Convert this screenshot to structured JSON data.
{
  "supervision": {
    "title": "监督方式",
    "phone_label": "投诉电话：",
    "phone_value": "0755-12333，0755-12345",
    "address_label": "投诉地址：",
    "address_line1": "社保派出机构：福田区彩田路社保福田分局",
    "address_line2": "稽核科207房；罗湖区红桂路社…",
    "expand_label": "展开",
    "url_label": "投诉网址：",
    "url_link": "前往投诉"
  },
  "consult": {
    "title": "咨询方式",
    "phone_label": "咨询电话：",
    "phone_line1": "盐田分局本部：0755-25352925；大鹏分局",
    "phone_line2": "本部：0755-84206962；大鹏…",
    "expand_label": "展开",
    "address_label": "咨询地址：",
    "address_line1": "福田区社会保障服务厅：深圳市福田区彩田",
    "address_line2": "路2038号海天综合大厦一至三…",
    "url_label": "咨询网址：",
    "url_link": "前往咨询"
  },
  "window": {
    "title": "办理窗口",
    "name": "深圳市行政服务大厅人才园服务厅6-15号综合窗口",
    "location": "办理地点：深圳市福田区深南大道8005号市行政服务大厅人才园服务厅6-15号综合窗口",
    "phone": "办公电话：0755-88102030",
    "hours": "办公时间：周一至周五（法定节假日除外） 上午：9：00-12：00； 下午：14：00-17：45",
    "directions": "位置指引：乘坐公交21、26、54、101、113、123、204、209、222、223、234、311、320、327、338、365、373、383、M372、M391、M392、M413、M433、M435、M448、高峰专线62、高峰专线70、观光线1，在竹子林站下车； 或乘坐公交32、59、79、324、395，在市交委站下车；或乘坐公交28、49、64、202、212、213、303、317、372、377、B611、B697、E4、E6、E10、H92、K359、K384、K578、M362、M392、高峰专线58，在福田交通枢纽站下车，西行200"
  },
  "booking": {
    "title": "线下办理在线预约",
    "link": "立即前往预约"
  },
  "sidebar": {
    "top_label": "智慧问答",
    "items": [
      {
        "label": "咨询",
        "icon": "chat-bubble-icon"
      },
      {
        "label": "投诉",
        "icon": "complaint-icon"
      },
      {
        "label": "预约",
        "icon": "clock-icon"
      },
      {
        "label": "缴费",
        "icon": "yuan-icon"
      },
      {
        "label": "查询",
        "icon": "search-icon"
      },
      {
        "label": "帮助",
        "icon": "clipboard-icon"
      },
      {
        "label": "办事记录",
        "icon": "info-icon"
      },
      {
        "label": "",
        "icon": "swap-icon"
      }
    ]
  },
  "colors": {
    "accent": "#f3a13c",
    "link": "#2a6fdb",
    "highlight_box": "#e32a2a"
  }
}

::::

• **DIRECTIONS FOR THIS TASK**
Quote every record above exactly.

• **TASK ANSWER**
Convert this screenshot to structured JSON data.
{
  "supervision": {
    "title": "监督方式",
    "phone_label": "投诉电话：",
    "phone_value": "0755-12333，0755-12345",
    "address_label": "投诉地址：",
    "address_line1": "社保派出机构：福田区彩田路社保福田分局",
    "address_line2": "稽核科207房；罗湖区红桂路社…",
    "expand_label": "展开",
    "url_label": "投诉网址：",
    "url_link": "前往投诉"
  },
  "consult": {
    "title": "咨询方式",
    "phone_label": "咨询电话：",
    "phone_line1": "盐田分局本部：0755-25352925；大鹏分局",
    "phone_line2": "本部：0755-84206962；大鹏…",
    "expand_label": "展开",
    "address_label": "咨询地址：",
    "address_line1": "福田区社会保障服务厅：深圳市福田区彩田",
    "address_line2": "路2038号海天综合大厦一至三…",
    "url_label": "咨询网址：",
    "url_link": "前往咨询"
  },
  "window": {
    "title": "办理窗口",
    "name": "深圳市行政服务大厅人才园服务厅6-15号综合窗口",
    "location": "办理地点：深圳市福田区深南大道8005号市行政服务大厅人才园服务厅6-15号综合窗口",
    "phone": "办公电话：0755-88102030",
    "hours": "办公时间：周一至周五（法定节假日除外） 上午：9：00-12：00； 下午：14：00-17：45",
    "directions": "位置指引：乘坐公交21、26、54、101、113、123、204、209、222、223、234、311、320、327、338、365、373、383、M372、M391、M392、M413、M433、M435、M448、高峰专线62、高峰专线70、观光线1，在竹子林站下车； 或乘坐公交32、59、79、324、395，在市交委站下车；或乘坐公交28、49、64、202、212、213、303、317、372、377、B611、B697、E4、E6、E10、H92、K359、K384、K578、M362、M392、高峰专线58，在福田交通枢纽站下车，西行200"
  },
  "booking": {
    "title": "线下办理在线预约",
    "link": "立即前往预约"
  },
  "sidebar": {
    "top_label": "智慧问答",
    "items": [
      {
        "label": "咨询",
        "icon": "chat-bubble-icon"
      },
      {
        "label": "投诉",
        "icon": "complaint-icon"
      },
      {
        "label": "预约",
        "icon": "clock-icon"
      },
      {
        "label": "缴费",
        "icon": "yuan-icon"
      },
      {
        "label": "查询",
        "icon": "search-icon"
      },
      {
        "label": "帮助",
        "icon": "clipboard-icon"
      },
      {
        "label": "办事记录",
        "icon": "info-icon"
      },
      {
        "label": "",
        "icon": "swap-icon"
      }
    ]
  },
  "colors": {
    "accent": "#f3a13c",
    "link": "#2a6fdb",
    "highlight_box": "#e32a2a"
  }
}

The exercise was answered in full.